* _Short problem_
Copy out the listing that follows exactly, dropping every picture.

__________________________________________________

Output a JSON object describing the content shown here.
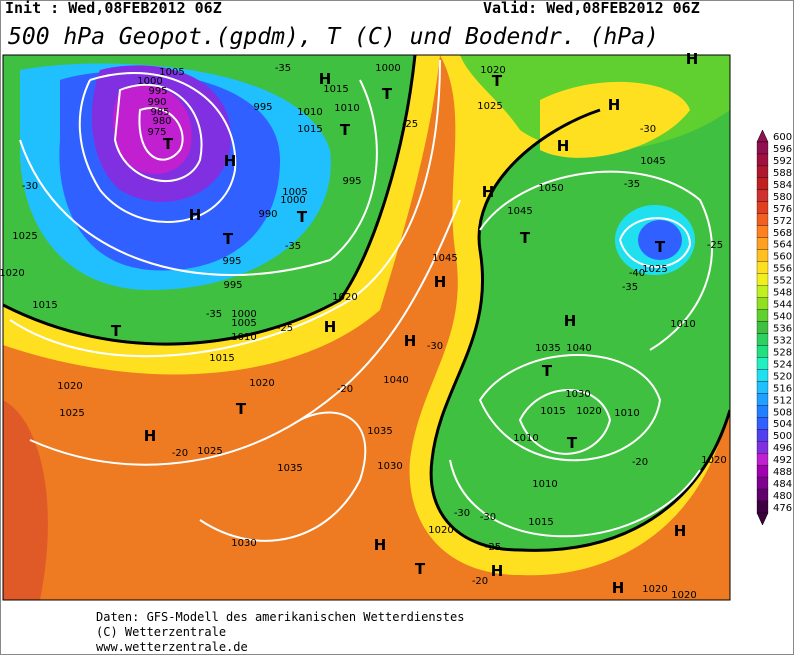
{
  "header": {
    "init": "Init : Wed,08FEB2012 06Z",
    "valid": "Valid: Wed,08FEB2012 06Z",
    "title": "500 hPa Geopot.(gpdm), T (C) und Bodendr. (hPa)"
  },
  "footer": {
    "source": "Daten: GFS-Modell des amerikanischen Wetterdienstes",
    "copyright": "(C) Wetterzentrale",
    "url": "www.wetterzentrale.de"
  },
  "legend": {
    "labels": [
      600,
      596,
      592,
      588,
      584,
      580,
      576,
      572,
      568,
      564,
      560,
      556,
      552,
      548,
      544,
      540,
      536,
      532,
      528,
      524,
      520,
      516,
      512,
      508,
      504,
      500,
      496,
      492,
      488,
      484,
      480,
      476
    ],
    "colors": [
      "#901050",
      "#a01040",
      "#b01830",
      "#c02020",
      "#d03030",
      "#e04020",
      "#f06020",
      "#ff8020",
      "#ffa020",
      "#ffc020",
      "#ffe020",
      "#f0f020",
      "#c0f020",
      "#90e020",
      "#60d030",
      "#40c040",
      "#30d060",
      "#20e080",
      "#20f0c0",
      "#20e0f0",
      "#20c0ff",
      "#20a0ff",
      "#2080ff",
      "#3060ff",
      "#5040f0",
      "#8030e0",
      "#c020d0",
      "#a000b0",
      "#800090",
      "#60006a",
      "#3d0040"
    ]
  },
  "map": {
    "labels": [
      "1005",
      "1000",
      "995",
      "990",
      "985",
      "980",
      "975",
      "T",
      "H",
      "H",
      "T",
      "995",
      "995",
      "990",
      "1005",
      "1000",
      "T",
      "995",
      "995",
      "1010",
      "1015",
      "T",
      "H",
      "1015",
      "1010",
      "T",
      "1000",
      "-35",
      "1025",
      "1020",
      "1015",
      "T",
      "1000",
      "1005",
      "1010",
      "1015",
      "H",
      "1020",
      "1020",
      "T",
      "H",
      "1025",
      "1020",
      "1025",
      "1035",
      "1030",
      "1035",
      "1030",
      "1040",
      "H",
      "H",
      "1045",
      "H",
      "T",
      "1045",
      "1050",
      "H",
      "H",
      "1045",
      "T",
      "1025",
      "-25",
      "1010",
      "H",
      "1040",
      "1035",
      "T",
      "1030",
      "1020",
      "1015",
      "1010",
      "T",
      "1010",
      "1010",
      "1020",
      "1015",
      "H",
      "T",
      "H",
      "H",
      "1020",
      "1020",
      "1020",
      "H",
      "H",
      "T",
      "1020",
      "1025",
      "-20",
      "-20",
      "-25",
      "-30",
      "-30",
      "-30",
      "-25",
      "-20",
      "-20",
      "-35",
      "-40",
      "-35",
      "-30",
      "-35",
      "-35",
      "-30",
      "-25"
    ]
  }
}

__________________________________________________

* _In response_
Output a JSON object describing the content shown here.
{
  "header": {
    "init": "Init : Wed,08FEB2012 06Z",
    "valid": "Valid: Wed,08FEB2012 06Z",
    "title": "500 hPa Geopot.(gpdm), T (C) und Bodendr. (hPa)"
  },
  "footer": {
    "source": "Daten: GFS-Modell des amerikanischen Wetterdienstes",
    "copyright": "(C) Wetterzentrale",
    "url": "www.wetterzentrale.de"
  },
  "legend": {
    "labels": [
      600,
      596,
      592,
      588,
      584,
      580,
      576,
      572,
      568,
      564,
      560,
      556,
      552,
      548,
      544,
      540,
      536,
      532,
      528,
      524,
      520,
      516,
      512,
      508,
      504,
      500,
      496,
      492,
      488,
      484,
      480,
      476
    ],
    "colors": [
      "#901050",
      "#a01040",
      "#b01830",
      "#c02020",
      "#d03030",
      "#e04020",
      "#f06020",
      "#ff8020",
      "#ffa020",
      "#ffc020",
      "#ffe020",
      "#f0f020",
      "#c0f020",
      "#90e020",
      "#60d030",
      "#40c040",
      "#30d060",
      "#20e080",
      "#20f0c0",
      "#20e0f0",
      "#20c0ff",
      "#20a0ff",
      "#2080ff",
      "#3060ff",
      "#5040f0",
      "#8030e0",
      "#c020d0",
      "#a000b0",
      "#800090",
      "#60006a",
      "#3d0040"
    ]
  },
  "map": {
    "labels": [
      "1005",
      "1000",
      "995",
      "990",
      "985",
      "980",
      "975",
      "T",
      "H",
      "H",
      "T",
      "995",
      "995",
      "990",
      "1005",
      "1000",
      "T",
      "995",
      "995",
      "1010",
      "1015",
      "T",
      "H",
      "1015",
      "1010",
      "T",
      "1000",
      "-35",
      "1025",
      "1020",
      "1015",
      "T",
      "1000",
      "1005",
      "1010",
      "1015",
      "H",
      "1020",
      "1020",
      "T",
      "H",
      "1025",
      "1020",
      "1025",
      "1035",
      "1030",
      "1035",
      "1030",
      "1040",
      "H",
      "H",
      "1045",
      "H",
      "T",
      "1045",
      "1050",
      "H",
      "H",
      "1045",
      "T",
      "1025",
      "-25",
      "1010",
      "H",
      "1040",
      "1035",
      "T",
      "1030",
      "1020",
      "1015",
      "1010",
      "T",
      "1010",
      "1010",
      "1020",
      "1015",
      "H",
      "T",
      "H",
      "H",
      "1020",
      "1020",
      "1020",
      "H",
      "H",
      "T",
      "1020",
      "1025",
      "-20",
      "-20",
      "-25",
      "-30",
      "-30",
      "-30",
      "-25",
      "-20",
      "-20",
      "-35",
      "-40",
      "-35",
      "-30",
      "-35",
      "-35",
      "-30",
      "-25"
    ]
  }
}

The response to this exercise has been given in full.